▶ Exercise requirements:
Write down every entry below once more, exactly.

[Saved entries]
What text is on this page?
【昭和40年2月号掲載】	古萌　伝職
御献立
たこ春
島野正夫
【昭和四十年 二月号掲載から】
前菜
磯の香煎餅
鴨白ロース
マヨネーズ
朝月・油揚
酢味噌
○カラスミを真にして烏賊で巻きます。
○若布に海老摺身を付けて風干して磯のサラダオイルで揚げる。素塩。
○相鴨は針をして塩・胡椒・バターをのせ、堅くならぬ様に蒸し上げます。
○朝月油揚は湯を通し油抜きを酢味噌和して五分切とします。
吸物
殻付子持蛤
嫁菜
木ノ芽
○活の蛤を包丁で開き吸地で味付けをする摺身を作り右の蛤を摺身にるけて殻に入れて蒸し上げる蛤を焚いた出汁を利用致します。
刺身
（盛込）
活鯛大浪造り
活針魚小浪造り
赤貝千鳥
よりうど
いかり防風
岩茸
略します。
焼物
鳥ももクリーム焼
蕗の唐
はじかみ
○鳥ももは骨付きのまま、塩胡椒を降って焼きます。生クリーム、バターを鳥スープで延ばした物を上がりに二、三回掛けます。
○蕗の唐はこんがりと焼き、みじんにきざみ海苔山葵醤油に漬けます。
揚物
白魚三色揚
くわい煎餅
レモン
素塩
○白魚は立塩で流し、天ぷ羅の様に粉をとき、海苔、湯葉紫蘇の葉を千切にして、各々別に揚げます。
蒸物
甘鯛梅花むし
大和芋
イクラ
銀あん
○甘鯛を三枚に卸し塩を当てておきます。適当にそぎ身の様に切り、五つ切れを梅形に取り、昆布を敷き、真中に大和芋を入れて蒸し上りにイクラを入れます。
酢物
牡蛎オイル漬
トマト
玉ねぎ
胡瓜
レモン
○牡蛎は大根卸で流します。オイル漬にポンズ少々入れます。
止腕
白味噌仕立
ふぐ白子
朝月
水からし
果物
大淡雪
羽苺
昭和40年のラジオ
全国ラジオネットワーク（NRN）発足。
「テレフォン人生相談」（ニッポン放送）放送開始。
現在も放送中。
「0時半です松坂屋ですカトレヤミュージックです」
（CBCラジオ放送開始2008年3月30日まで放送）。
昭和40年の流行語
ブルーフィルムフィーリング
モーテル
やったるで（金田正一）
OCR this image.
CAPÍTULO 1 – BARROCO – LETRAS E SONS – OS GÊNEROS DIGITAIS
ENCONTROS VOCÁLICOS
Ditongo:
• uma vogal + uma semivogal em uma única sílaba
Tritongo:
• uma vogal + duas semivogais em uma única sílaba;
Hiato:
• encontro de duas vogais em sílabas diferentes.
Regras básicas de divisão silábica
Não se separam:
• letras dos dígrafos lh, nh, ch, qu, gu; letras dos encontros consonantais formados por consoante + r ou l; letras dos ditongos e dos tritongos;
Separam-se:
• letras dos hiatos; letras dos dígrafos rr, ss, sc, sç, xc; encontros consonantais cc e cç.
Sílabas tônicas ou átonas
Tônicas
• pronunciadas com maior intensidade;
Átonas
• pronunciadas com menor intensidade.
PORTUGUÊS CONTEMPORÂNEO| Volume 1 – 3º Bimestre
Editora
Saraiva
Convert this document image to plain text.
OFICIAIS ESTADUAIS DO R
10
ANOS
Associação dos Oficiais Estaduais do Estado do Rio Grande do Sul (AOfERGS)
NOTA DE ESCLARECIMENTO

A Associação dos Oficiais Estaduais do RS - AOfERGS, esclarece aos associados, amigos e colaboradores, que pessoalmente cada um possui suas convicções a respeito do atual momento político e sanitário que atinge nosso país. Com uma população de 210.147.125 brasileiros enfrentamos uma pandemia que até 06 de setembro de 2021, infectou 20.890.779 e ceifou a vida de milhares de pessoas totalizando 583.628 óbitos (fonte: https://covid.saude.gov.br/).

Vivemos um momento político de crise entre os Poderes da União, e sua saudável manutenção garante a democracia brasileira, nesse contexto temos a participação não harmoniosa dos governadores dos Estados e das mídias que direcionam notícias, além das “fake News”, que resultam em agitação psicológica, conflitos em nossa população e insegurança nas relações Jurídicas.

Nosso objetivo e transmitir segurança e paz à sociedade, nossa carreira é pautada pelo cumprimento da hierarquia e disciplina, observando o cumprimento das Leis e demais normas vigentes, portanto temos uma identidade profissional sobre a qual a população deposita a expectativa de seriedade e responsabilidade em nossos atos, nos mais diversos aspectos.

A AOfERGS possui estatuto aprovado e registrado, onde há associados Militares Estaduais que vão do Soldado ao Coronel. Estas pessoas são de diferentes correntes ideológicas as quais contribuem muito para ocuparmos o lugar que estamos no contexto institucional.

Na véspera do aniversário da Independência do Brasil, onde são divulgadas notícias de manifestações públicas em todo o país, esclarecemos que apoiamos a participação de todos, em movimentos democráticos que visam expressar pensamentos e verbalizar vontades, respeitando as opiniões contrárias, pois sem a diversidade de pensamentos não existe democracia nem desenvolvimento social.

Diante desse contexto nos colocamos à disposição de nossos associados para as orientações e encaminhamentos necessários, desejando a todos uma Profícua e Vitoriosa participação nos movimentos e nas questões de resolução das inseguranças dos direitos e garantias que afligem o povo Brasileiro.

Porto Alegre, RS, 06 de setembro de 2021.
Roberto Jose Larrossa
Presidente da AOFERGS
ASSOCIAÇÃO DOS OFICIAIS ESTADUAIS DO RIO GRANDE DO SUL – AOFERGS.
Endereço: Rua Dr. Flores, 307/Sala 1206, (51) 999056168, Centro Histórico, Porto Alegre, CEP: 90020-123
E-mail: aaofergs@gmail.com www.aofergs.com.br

▶ Expected answer:
What text is on this page?
【昭和40年2月号掲載】	古萌　伝職
御献立
たこ春
島野正夫
【昭和四十年 二月号掲載から】
前菜
磯の香煎餅
鴨白ロース
マヨネーズ
朝月・油揚
酢味噌
○カラスミを真にして烏賊で巻きます。
○若布に海老摺身を付けて風干して磯のサラダオイルで揚げる。素塩。
○相鴨は針をして塩・胡椒・バターをのせ、堅くならぬ様に蒸し上げます。
○朝月油揚は湯を通し油抜きを酢味噌和して五分切とします。
吸物
殻付子持蛤
嫁菜
木ノ芽
○活の蛤を包丁で開き吸地で味付けをする摺身を作り右の蛤を摺身にるけて殻に入れて蒸し上げる蛤を焚いた出汁を利用致します。
刺身
（盛込）
活鯛大浪造り
活針魚小浪造り
赤貝千鳥
よりうど
いかり防風
岩茸
略します。
焼物
鳥ももクリーム焼
蕗の唐
はじかみ
○鳥ももは骨付きのまま、塩胡椒を降って焼きます。生クリーム、バターを鳥スープで延ばした物を上がりに二、三回掛けます。
○蕗の唐はこんがりと焼き、みじんにきざみ海苔山葵醤油に漬けます。
揚物
白魚三色揚
くわい煎餅
レモン
素塩
○白魚は立塩で流し、天ぷ羅の様に粉をとき、海苔、湯葉紫蘇の葉を千切にして、各々別に揚げます。
蒸物
甘鯛梅花むし
大和芋
イクラ
銀あん
○甘鯛を三枚に卸し塩を当てておきます。適当にそぎ身の様に切り、五つ切れを梅形に取り、昆布を敷き、真中に大和芋を入れて蒸し上りにイクラを入れます。
酢物
牡蛎オイル漬
トマト
玉ねぎ
胡瓜
レモン
○牡蛎は大根卸で流します。オイル漬にポンズ少々入れます。
止腕
白味噌仕立
ふぐ白子
朝月
水からし
果物
大淡雪
羽苺
昭和40年のラジオ
全国ラジオネットワーク（NRN）発足。
「テレフォン人生相談」（ニッポン放送）放送開始。
現在も放送中。
「0時半です松坂屋ですカトレヤミュージックです」
（CBCラジオ放送開始2008年3月30日まで放送）。
昭和40年の流行語
ブルーフィルムフィーリング
モーテル
やったるで（金田正一）
OCR this image.
CAPÍTULO 1 – BARROCO – LETRAS E SONS – OS GÊNEROS DIGITAIS
ENCONTROS VOCÁLICOS
Ditongo:
• uma vogal + uma semivogal em uma única sílaba
Tritongo:
• uma vogal + duas semivogais em uma única sílaba;
Hiato:
• encontro de duas vogais em sílabas diferentes.
Regras básicas de divisão silábica
Não se separam:
• letras dos dígrafos lh, nh, ch, qu, gu; letras dos encontros consonantais formados por consoante + r ou l; letras dos ditongos e dos tritongos;
Separam-se:
• letras dos hiatos; letras dos dígrafos rr, ss, sc, sç, xc; encontros consonantais cc e cç.
Sílabas tônicas ou átonas
Tônicas
• pronunciadas com maior intensidade;
Átonas
• pronunciadas com menor intensidade.
PORTUGUÊS CONTEMPORÂNEO| Volume 1 – 3º Bimestre
Editora
Saraiva
Convert this document image to plain text.
OFICIAIS ESTADUAIS DO R
10
ANOS
Associação dos Oficiais Estaduais do Estado do Rio Grande do Sul (AOfERGS)
NOTA DE ESCLARECIMENTO

A Associação dos Oficiais Estaduais do RS - AOfERGS, esclarece aos associados, amigos e colaboradores, que pessoalmente cada um possui suas convicções a respeito do atual momento político e sanitário que atinge nosso país. Com uma população de 210.147.125 brasileiros enfrentamos uma pandemia que até 06 de setembro de 2021, infectou 20.890.779 e ceifou a vida de milhares de pessoas totalizando 583.628 óbitos (fonte: https://covid.saude.gov.br/).

Vivemos um momento político de crise entre os Poderes da União, e sua saudável manutenção garante a democracia brasileira, nesse contexto temos a participação não harmoniosa dos governadores dos Estados e das mídias que direcionam notícias, além das “fake News”, que resultam em agitação psicológica, conflitos em nossa população e insegurança nas relações Jurídicas.

Nosso objetivo e transmitir segurança e paz à sociedade, nossa carreira é pautada pelo cumprimento da hierarquia e disciplina, observando o cumprimento das Leis e demais normas vigentes, portanto temos uma identidade profissional sobre a qual a população deposita a expectativa de seriedade e responsabilidade em nossos atos, nos mais diversos aspectos.

A AOfERGS possui estatuto aprovado e registrado, onde há associados Militares Estaduais que vão do Soldado ao Coronel. Estas pessoas são de diferentes correntes ideológicas as quais contribuem muito para ocuparmos o lugar que estamos no contexto institucional.

Na véspera do aniversário da Independência do Brasil, onde são divulgadas notícias de manifestações públicas em todo o país, esclarecemos que apoiamos a participação de todos, em movimentos democráticos que visam expressar pensamentos e verbalizar vontades, respeitando as opiniões contrárias, pois sem a diversidade de pensamentos não existe democracia nem desenvolvimento social.

Diante desse contexto nos colocamos à disposição de nossos associados para as orientações e encaminhamentos necessários, desejando a todos uma Profícua e Vitoriosa participação nos movimentos e nas questões de resolução das inseguranças dos direitos e garantias que afligem o povo Brasileiro.

Porto Alegre, RS, 06 de setembro de 2021.
Roberto Jose Larrossa
Presidente da AOFERGS
ASSOCIAÇÃO DOS OFICIAIS ESTADUAIS DO RIO GRANDE DO SUL – AOFERGS.
Endereço: Rua Dr. Flores, 307/Sala 1206, (51) 999056168, Centro Histórico, Porto Alegre, CEP: 90020-123
E-mail: aaofergs@gmail.com www.aofergs.com.br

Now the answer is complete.